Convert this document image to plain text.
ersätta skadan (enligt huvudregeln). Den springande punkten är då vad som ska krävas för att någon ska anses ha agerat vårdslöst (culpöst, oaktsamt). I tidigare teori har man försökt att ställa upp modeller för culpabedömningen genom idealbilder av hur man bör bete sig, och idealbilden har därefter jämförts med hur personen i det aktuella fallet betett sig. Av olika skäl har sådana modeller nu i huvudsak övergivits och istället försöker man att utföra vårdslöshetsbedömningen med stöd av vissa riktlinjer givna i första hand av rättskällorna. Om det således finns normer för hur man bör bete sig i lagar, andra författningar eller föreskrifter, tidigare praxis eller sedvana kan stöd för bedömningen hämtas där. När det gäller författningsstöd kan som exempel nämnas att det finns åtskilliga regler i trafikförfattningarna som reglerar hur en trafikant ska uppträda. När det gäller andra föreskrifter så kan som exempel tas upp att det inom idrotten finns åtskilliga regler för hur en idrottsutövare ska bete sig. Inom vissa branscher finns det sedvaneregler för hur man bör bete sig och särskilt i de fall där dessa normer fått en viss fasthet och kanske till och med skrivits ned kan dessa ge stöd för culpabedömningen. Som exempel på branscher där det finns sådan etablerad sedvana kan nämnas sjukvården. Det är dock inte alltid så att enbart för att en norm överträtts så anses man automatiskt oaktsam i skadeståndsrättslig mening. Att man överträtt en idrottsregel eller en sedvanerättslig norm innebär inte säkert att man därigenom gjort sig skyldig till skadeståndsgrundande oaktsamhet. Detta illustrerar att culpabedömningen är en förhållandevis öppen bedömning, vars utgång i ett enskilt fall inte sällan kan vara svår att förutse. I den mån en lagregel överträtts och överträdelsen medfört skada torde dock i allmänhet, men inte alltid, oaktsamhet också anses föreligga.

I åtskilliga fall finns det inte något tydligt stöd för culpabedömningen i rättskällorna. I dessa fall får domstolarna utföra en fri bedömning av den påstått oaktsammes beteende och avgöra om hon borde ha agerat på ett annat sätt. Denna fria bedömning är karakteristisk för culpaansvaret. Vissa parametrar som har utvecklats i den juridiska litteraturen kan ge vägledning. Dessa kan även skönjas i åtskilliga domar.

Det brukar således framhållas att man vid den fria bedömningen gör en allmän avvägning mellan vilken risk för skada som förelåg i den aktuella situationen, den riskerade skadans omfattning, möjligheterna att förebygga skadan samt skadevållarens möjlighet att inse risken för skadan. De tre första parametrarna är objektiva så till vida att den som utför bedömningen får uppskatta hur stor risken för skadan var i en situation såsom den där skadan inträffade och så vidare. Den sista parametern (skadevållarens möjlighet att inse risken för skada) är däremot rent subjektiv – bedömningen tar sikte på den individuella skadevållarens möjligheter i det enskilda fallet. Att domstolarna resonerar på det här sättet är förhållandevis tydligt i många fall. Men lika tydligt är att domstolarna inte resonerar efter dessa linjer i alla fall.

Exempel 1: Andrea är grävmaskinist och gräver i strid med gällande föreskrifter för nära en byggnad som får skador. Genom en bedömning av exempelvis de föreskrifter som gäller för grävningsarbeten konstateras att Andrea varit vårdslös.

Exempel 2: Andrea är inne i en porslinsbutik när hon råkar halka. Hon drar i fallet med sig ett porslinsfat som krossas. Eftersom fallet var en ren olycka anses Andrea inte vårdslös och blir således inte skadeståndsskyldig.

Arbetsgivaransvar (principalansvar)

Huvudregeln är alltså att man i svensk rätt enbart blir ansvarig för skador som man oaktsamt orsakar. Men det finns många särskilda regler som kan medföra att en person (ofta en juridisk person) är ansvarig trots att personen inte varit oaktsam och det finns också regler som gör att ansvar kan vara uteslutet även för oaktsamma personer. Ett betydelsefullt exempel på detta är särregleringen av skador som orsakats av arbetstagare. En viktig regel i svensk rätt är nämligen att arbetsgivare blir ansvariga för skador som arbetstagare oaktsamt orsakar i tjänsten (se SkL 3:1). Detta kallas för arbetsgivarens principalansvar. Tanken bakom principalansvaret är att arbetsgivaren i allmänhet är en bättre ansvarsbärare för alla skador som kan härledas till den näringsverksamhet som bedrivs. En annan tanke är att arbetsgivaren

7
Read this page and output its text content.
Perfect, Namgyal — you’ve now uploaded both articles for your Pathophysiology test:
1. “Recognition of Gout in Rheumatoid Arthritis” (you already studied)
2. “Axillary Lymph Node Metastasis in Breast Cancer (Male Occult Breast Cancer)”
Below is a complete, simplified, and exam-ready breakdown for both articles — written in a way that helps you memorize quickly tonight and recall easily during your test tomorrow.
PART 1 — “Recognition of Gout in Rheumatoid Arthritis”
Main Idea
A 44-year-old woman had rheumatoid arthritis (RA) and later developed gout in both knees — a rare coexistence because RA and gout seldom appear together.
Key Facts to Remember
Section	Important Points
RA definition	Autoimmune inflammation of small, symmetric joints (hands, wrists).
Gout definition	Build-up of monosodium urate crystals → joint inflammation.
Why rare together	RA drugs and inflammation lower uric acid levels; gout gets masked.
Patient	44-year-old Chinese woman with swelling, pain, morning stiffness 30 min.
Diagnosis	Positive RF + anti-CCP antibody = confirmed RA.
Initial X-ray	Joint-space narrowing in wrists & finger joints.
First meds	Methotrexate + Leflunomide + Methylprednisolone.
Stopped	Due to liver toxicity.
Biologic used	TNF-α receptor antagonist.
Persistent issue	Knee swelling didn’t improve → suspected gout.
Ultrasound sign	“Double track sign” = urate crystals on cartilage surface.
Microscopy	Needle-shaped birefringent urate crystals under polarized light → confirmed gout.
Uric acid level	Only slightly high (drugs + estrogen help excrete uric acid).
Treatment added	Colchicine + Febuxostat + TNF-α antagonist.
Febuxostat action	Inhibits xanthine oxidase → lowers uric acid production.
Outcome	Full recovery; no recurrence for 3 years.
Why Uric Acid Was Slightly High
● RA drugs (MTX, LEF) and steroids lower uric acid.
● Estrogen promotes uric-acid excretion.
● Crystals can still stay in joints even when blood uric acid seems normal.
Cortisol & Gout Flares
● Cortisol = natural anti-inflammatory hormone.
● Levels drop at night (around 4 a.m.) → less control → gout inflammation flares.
☆ ☆ ☆ ☆ ☆
■ **TASK STATEMENT**:
Scan the material for "definition" and copy the lines that hold it.

■ **EXPECTED OUTPUT**:
RA definition	Autoimmune inflammation of small, symmetric joints (hands, wrists).
Gout definition	Build-up of monosodium urate crystals → joint inflammation.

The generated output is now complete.